Extracted data entries:
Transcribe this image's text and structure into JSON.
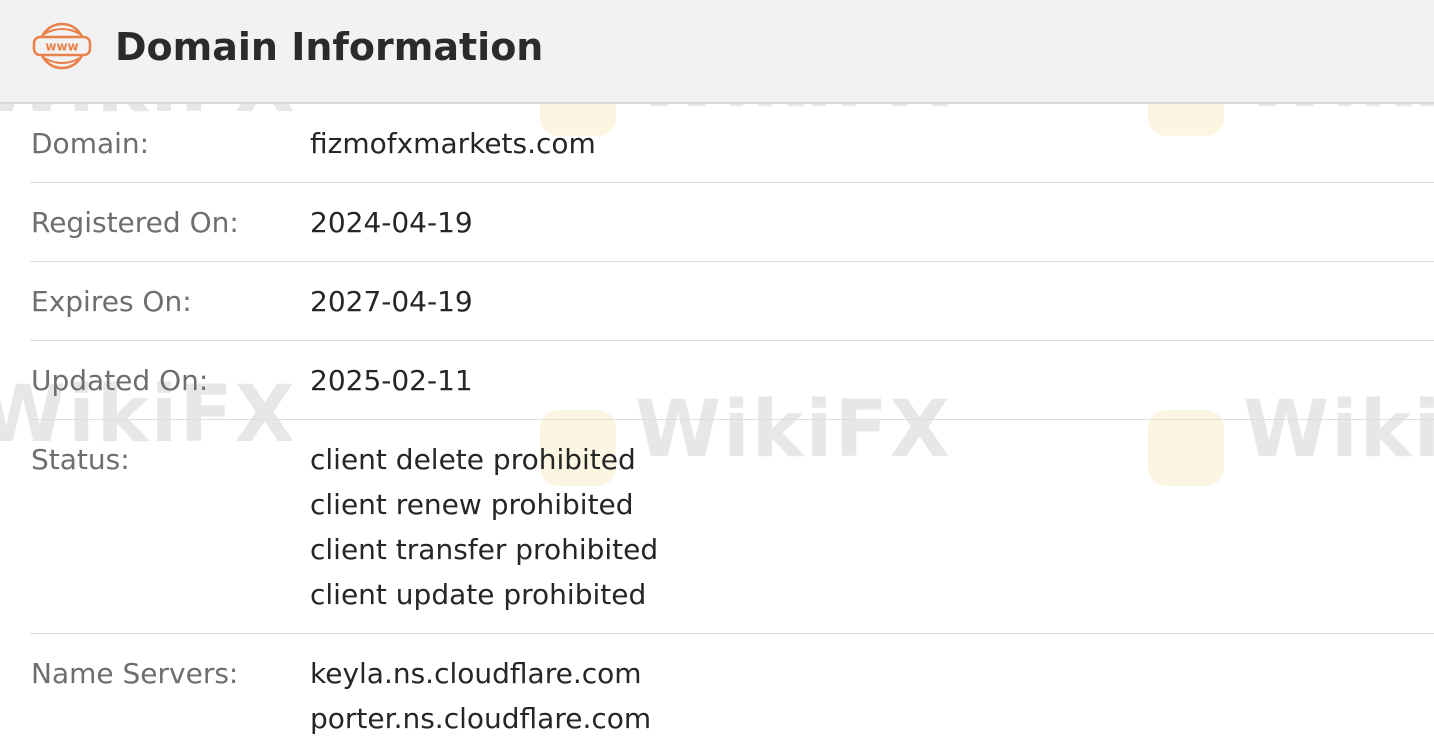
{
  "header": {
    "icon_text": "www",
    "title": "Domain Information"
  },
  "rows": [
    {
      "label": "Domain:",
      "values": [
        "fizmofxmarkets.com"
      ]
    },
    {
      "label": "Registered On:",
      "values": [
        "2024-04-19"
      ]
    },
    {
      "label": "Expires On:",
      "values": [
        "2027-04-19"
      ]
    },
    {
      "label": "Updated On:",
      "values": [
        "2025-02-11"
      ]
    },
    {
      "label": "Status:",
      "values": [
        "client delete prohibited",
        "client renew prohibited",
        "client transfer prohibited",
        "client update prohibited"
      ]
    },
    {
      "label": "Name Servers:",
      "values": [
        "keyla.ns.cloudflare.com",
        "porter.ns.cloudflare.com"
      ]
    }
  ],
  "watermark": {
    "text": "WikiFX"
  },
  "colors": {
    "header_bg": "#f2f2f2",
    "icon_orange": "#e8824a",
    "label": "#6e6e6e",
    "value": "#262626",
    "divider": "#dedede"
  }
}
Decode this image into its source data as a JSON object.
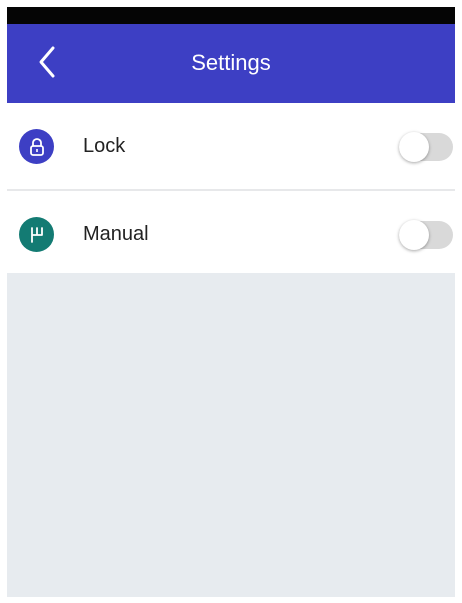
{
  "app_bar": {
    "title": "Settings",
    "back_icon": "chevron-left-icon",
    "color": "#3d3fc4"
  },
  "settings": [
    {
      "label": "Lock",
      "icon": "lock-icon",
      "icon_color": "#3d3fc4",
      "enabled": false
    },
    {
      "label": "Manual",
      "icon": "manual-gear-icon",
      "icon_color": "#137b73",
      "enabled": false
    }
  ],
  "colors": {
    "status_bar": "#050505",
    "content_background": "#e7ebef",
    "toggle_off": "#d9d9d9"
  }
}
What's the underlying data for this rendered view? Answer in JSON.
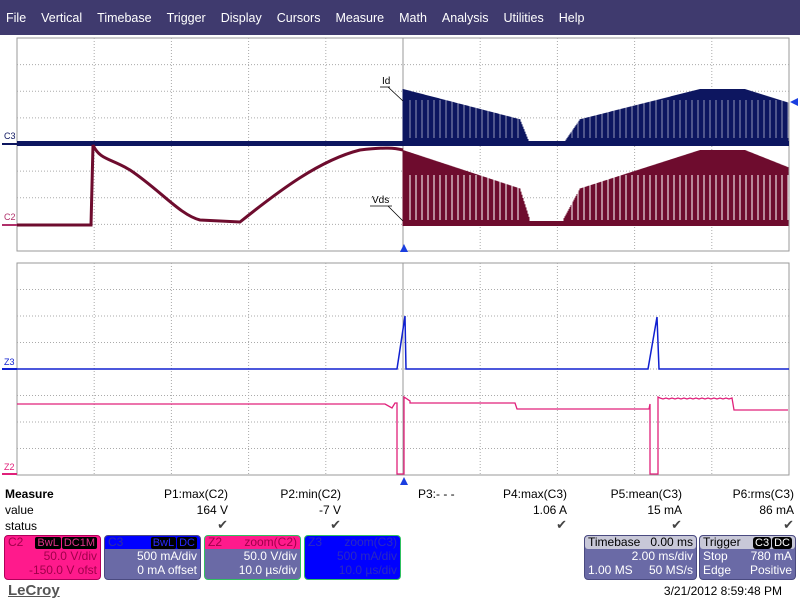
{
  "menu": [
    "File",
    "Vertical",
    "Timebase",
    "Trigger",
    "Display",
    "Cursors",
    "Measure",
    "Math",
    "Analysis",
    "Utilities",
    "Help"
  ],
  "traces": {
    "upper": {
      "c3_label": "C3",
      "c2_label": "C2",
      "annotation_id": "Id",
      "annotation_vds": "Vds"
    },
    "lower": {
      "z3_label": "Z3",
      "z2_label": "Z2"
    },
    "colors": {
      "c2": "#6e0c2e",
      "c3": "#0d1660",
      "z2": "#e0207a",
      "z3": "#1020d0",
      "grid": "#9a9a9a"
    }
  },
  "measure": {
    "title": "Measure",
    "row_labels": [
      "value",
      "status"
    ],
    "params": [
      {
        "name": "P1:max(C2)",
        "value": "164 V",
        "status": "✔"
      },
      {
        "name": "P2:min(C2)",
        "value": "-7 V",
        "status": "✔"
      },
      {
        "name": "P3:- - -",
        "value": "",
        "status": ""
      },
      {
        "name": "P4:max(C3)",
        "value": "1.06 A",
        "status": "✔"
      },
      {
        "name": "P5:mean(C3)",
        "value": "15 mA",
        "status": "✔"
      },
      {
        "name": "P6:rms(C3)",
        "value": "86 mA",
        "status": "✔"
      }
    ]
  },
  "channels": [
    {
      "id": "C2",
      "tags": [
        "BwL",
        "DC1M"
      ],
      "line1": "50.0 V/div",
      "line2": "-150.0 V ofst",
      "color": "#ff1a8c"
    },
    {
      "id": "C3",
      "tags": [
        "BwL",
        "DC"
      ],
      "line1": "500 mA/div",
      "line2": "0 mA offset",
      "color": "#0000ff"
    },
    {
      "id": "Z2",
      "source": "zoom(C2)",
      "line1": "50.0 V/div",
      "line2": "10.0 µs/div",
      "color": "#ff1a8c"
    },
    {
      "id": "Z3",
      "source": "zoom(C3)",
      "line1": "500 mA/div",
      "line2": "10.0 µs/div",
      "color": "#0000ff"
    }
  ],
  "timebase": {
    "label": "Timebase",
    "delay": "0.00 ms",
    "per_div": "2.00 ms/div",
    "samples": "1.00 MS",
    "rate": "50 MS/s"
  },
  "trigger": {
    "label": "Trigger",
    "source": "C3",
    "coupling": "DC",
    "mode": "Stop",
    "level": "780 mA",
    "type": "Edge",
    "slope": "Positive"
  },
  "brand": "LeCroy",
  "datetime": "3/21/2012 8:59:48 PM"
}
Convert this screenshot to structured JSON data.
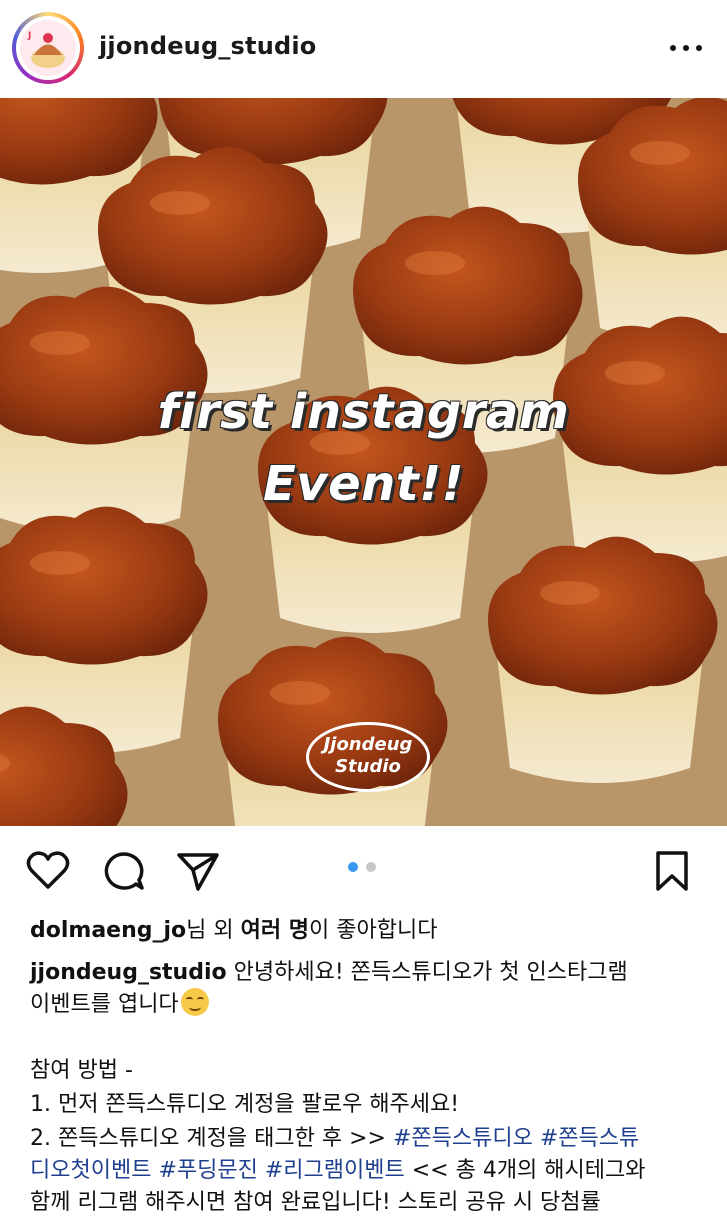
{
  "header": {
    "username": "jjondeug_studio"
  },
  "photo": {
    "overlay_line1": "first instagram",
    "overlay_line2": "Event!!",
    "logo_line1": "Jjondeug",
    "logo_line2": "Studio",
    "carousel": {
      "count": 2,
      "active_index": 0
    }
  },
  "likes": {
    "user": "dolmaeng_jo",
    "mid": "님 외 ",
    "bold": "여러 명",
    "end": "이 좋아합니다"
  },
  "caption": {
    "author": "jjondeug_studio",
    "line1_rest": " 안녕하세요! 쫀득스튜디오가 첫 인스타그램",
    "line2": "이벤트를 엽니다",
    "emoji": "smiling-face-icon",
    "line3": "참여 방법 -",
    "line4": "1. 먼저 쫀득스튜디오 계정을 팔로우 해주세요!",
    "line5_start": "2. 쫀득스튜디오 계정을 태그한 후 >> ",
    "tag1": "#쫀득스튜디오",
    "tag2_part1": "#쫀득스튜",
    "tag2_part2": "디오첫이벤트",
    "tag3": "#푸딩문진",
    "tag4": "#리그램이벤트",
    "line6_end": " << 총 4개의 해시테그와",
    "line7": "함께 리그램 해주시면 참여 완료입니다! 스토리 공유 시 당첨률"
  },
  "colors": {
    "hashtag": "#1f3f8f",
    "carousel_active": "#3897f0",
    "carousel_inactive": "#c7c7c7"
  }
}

> Aim
Quote every line word for word and keep the images out of the copy.

> Result of this exercise
Transcribe this image's text and structure into JSON.
{
  "header": {
    "icon_text": "www",
    "title": "Domain Information"
  },
  "rows": [
    {
      "label": "Domain:",
      "values": [
        "fizmofxmarkets.com"
      ]
    },
    {
      "label": "Registered On:",
      "values": [
        "2024-04-19"
      ]
    },
    {
      "label": "Expires On:",
      "values": [
        "2027-04-19"
      ]
    },
    {
      "label": "Updated On:",
      "values": [
        "2025-02-11"
      ]
    },
    {
      "label": "Status:",
      "values": [
        "client delete prohibited",
        "client renew prohibited",
        "client transfer prohibited",
        "client update prohibited"
      ]
    },
    {
      "label": "Name Servers:",
      "values": [
        "keyla.ns.cloudflare.com",
        "porter.ns.cloudflare.com"
      ]
    }
  ],
  "watermark": {
    "text": "WikiFX"
  },
  "colors": {
    "header_bg": "#f2f2f2",
    "icon_orange": "#e8824a",
    "label": "#6e6e6e",
    "value": "#262626",
    "divider": "#dedede"
  }
}
Decode this image into its source data as a JSON object.
{
  "app_bar": {
    "title": "Settings",
    "back_icon": "chevron-left-icon",
    "color": "#3d3fc4"
  },
  "settings": [
    {
      "label": "Lock",
      "icon": "lock-icon",
      "icon_color": "#3d3fc4",
      "enabled": false
    },
    {
      "label": "Manual",
      "icon": "manual-gear-icon",
      "icon_color": "#137b73",
      "enabled": false
    }
  ],
  "colors": {
    "status_bar": "#050505",
    "content_background": "#e7ebef",
    "toggle_off": "#d9d9d9"
  }
}
What's the underlying data for this rendered view? Answer in JSON.
{
  "menu": [
    "File",
    "Vertical",
    "Timebase",
    "Trigger",
    "Display",
    "Cursors",
    "Measure",
    "Math",
    "Analysis",
    "Utilities",
    "Help"
  ],
  "traces": {
    "upper": {
      "c3_label": "C3",
      "c2_label": "C2",
      "annotation_id": "Id",
      "annotation_vds": "Vds"
    },
    "lower": {
      "z3_label": "Z3",
      "z2_label": "Z2"
    },
    "colors": {
      "c2": "#6e0c2e",
      "c3": "#0d1660",
      "z2": "#e0207a",
      "z3": "#1020d0",
      "grid": "#9a9a9a"
    }
  },
  "measure": {
    "title": "Measure",
    "row_labels": [
      "value",
      "status"
    ],
    "params": [
      {
        "name": "P1:max(C2)",
        "value": "164 V",
        "status": "✔"
      },
      {
        "name": "P2:min(C2)",
        "value": "-7 V",
        "status": "✔"
      },
      {
        "name": "P3:- - -",
        "value": "",
        "status": ""
      },
      {
        "name": "P4:max(C3)",
        "value": "1.06 A",
        "status": "✔"
      },
      {
        "name": "P5:mean(C3)",
        "value": "15 mA",
        "status": "✔"
      },
      {
        "name": "P6:rms(C3)",
        "value": "86 mA",
        "status": "✔"
      }
    ]
  },
  "channels": [
    {
      "id": "C2",
      "tags": [
        "BwL",
        "DC1M"
      ],
      "line1": "50.0 V/div",
      "line2": "-150.0 V ofst",
      "color": "#ff1a8c"
    },
    {
      "id": "C3",
      "tags": [
        "BwL",
        "DC"
      ],
      "line1": "500 mA/div",
      "line2": "0 mA offset",
      "color": "#0000ff"
    },
    {
      "id": "Z2",
      "source": "zoom(C2)",
      "line1": "50.0 V/div",
      "line2": "10.0 µs/div",
      "color": "#ff1a8c"
    },
    {
      "id": "Z3",
      "source": "zoom(C3)",
      "line1": "500 mA/div",
      "line2": "10.0 µs/div",
      "color": "#0000ff"
    }
  ],
  "timebase": {
    "label": "Timebase",
    "delay": "0.00 ms",
    "per_div": "2.00 ms/div",
    "samples": "1.00 MS",
    "rate": "50 MS/s"
  },
  "trigger": {
    "label": "Trigger",
    "source": "C3",
    "coupling": "DC",
    "mode": "Stop",
    "level": "780 mA",
    "type": "Edge",
    "slope": "Positive"
  },
  "brand": "LeCroy",
  "datetime": "3/21/2012 8:59:48 PM"
}
Convert this screenshot to structured JSON data.
{
  "header": {
    "username": "jjondeug_studio"
  },
  "photo": {
    "overlay_line1": "first instagram",
    "overlay_line2": "Event!!",
    "logo_line1": "Jjondeug",
    "logo_line2": "Studio",
    "carousel": {
      "count": 2,
      "active_index": 0
    }
  },
  "likes": {
    "user": "dolmaeng_jo",
    "mid": "님 외 ",
    "bold": "여러 명",
    "end": "이 좋아합니다"
  },
  "caption": {
    "author": "jjondeug_studio",
    "line1_rest": " 안녕하세요! 쫀득스튜디오가 첫 인스타그램",
    "line2": "이벤트를 엽니다",
    "emoji": "smiling-face-icon",
    "line3": "참여 방법 -",
    "line4": "1. 먼저 쫀득스튜디오 계정을 팔로우 해주세요!",
    "line5_start": "2. 쫀득스튜디오 계정을 태그한 후 >> ",
    "tag1": "#쫀득스튜디오",
    "tag2_part1": "#쫀득스튜",
    "tag2_part2": "디오첫이벤트",
    "tag3": "#푸딩문진",
    "tag4": "#리그램이벤트",
    "line6_end": " << 총 4개의 해시테그와",
    "line7": "함께 리그램 해주시면 참여 완료입니다! 스토리 공유 시 당첨률"
  },
  "colors": {
    "hashtag": "#1f3f8f",
    "carousel_active": "#3897f0",
    "carousel_inactive": "#c7c7c7"
  }
}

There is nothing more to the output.